**AIM:**
Report, word for word, every line of the material that contains "Delta".

--------------------------------

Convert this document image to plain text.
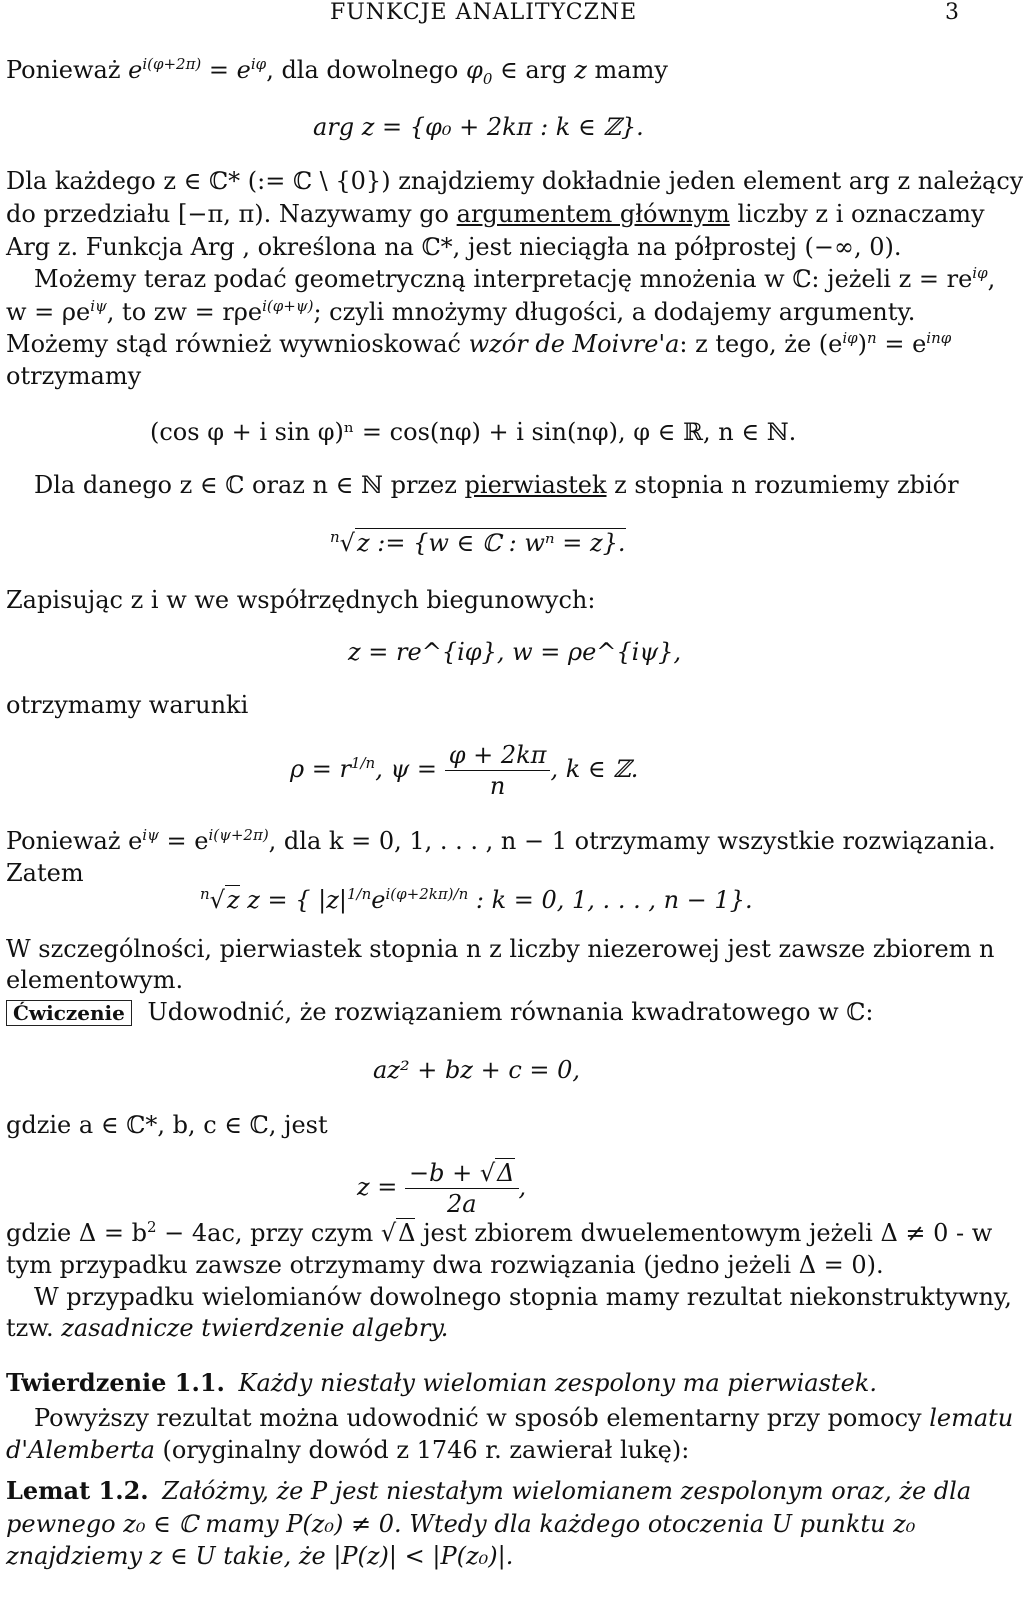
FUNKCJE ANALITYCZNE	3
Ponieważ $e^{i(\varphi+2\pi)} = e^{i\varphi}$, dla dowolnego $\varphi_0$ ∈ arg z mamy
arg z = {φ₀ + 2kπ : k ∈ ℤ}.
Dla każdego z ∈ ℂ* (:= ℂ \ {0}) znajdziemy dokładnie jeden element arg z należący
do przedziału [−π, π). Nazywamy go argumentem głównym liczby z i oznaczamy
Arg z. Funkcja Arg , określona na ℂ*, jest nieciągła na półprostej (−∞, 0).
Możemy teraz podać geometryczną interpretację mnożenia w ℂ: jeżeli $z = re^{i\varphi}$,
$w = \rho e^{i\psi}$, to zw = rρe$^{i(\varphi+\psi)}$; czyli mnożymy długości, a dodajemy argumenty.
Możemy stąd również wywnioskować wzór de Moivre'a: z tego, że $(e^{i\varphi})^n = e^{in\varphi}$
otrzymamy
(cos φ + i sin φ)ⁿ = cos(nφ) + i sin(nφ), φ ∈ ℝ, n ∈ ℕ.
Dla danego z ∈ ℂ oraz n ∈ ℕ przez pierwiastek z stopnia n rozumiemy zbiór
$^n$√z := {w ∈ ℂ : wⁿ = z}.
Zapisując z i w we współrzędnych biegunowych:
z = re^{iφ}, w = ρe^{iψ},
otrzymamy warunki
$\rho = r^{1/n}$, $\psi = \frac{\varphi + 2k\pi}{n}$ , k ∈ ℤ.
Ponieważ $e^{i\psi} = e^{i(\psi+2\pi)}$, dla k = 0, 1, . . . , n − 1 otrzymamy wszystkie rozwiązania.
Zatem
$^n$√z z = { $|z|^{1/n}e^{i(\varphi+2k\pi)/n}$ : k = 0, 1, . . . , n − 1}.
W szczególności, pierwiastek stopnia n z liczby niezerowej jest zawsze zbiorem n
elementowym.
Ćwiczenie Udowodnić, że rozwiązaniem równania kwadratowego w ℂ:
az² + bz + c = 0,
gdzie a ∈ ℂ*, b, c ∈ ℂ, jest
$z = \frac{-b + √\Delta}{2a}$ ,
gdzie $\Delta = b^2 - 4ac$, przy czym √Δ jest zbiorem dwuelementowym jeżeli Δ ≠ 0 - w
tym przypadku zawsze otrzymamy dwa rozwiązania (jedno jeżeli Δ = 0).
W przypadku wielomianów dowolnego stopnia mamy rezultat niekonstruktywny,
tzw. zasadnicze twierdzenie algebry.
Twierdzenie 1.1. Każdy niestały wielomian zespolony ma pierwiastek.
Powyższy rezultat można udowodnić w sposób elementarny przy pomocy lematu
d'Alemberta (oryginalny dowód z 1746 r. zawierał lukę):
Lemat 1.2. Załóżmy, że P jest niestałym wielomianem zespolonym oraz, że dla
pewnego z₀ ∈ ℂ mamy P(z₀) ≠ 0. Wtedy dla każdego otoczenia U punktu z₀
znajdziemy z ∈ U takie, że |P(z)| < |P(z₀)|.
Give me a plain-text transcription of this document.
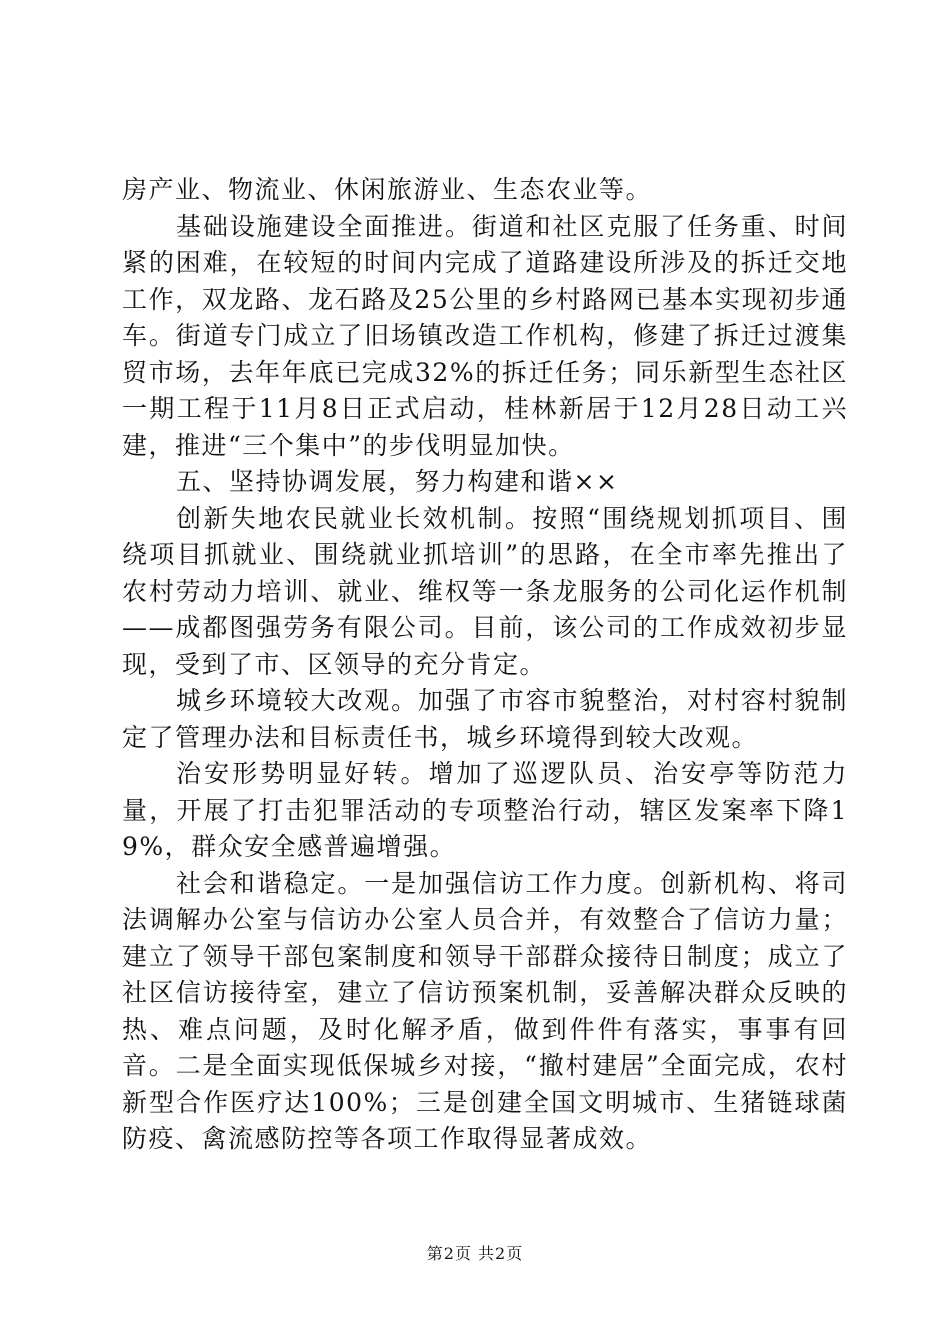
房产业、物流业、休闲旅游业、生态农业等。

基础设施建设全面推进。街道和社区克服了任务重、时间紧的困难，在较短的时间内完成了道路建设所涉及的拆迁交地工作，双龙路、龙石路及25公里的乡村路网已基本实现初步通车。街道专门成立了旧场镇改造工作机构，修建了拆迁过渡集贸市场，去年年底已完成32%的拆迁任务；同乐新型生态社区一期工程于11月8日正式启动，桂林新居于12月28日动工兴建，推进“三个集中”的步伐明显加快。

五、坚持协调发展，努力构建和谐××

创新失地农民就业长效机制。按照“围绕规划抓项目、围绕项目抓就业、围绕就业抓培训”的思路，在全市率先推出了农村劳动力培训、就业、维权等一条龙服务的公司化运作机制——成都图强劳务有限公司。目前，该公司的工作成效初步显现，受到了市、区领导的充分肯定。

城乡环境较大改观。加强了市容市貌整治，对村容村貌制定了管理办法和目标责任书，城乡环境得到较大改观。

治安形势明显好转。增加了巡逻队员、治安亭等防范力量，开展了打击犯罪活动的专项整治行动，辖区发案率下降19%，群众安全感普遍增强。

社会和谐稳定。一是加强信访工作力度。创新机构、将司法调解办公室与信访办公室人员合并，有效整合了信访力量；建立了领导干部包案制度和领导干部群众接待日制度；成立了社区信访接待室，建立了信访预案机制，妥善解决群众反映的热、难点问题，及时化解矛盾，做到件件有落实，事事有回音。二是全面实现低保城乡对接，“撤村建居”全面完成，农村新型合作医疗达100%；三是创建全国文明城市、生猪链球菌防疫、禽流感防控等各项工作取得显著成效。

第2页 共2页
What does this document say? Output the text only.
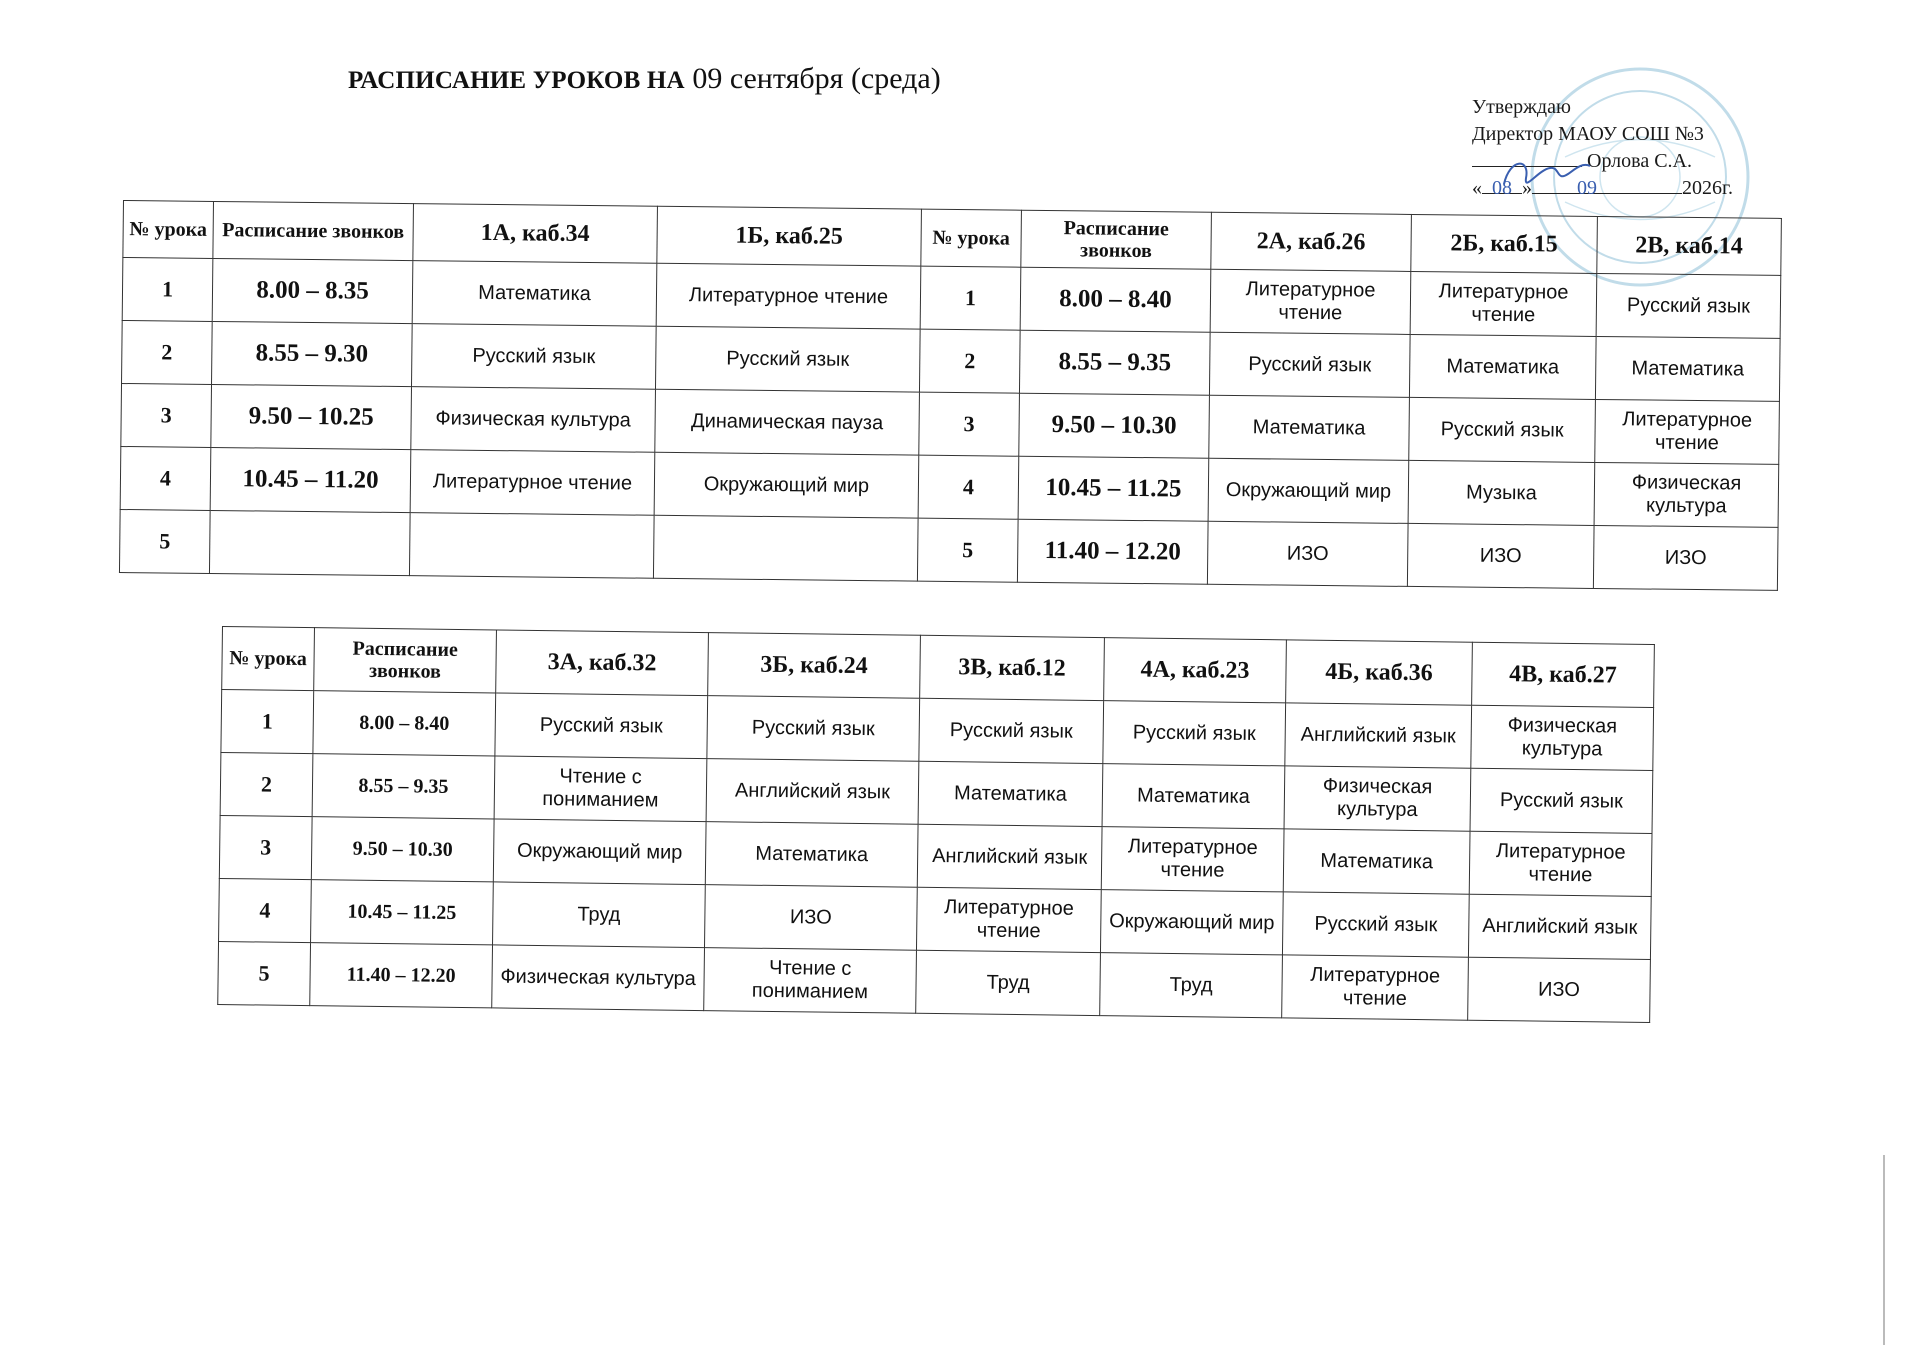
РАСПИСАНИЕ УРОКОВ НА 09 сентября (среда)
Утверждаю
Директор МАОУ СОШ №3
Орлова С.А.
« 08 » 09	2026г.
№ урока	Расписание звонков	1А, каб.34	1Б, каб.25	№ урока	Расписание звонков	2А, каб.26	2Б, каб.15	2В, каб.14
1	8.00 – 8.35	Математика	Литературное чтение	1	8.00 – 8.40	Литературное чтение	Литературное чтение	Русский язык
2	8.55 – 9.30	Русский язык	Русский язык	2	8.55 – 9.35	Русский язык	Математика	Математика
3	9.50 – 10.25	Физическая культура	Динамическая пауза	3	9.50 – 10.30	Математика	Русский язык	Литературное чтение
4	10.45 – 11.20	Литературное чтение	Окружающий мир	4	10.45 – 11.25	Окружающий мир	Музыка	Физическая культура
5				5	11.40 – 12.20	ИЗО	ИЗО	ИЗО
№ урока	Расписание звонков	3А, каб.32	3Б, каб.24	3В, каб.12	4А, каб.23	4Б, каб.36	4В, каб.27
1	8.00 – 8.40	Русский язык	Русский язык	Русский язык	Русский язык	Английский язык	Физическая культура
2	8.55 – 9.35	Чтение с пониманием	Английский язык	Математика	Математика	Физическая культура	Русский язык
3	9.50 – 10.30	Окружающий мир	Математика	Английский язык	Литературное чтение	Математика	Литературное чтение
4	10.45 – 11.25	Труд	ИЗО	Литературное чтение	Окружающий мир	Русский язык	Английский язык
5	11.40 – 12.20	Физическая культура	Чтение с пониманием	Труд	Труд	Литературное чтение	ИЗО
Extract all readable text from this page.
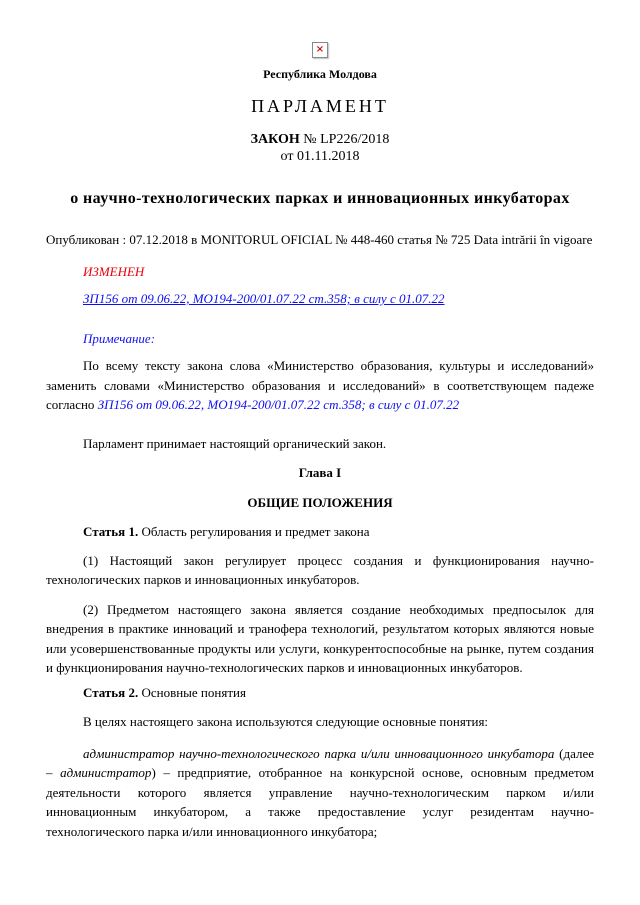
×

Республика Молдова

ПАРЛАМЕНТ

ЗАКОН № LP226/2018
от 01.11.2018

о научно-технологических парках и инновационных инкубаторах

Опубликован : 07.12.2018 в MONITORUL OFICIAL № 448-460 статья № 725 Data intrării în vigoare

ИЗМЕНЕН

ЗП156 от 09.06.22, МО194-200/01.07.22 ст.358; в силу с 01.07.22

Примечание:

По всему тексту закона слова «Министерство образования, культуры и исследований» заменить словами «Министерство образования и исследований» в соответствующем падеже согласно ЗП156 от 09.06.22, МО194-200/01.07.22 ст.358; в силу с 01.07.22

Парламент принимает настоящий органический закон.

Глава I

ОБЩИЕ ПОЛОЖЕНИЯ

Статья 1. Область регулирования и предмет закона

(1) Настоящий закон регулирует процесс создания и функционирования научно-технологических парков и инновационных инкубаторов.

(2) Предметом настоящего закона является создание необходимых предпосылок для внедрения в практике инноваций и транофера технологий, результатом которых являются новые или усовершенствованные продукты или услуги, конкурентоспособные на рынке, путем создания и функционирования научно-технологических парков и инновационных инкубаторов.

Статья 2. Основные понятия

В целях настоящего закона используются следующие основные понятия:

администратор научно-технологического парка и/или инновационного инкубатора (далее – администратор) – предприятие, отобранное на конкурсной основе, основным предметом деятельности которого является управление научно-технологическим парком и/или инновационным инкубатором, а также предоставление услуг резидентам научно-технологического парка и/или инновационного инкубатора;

--------------------------------

**WRITTEN ANSWER:**
$z = \frac{-b + √\Delta}{2a}$ ,
gdzie $\Delta = b^2 - 4ac$, przy czym √Δ jest zbiorem dwuelementowym jeżeli Δ ≠ 0 - w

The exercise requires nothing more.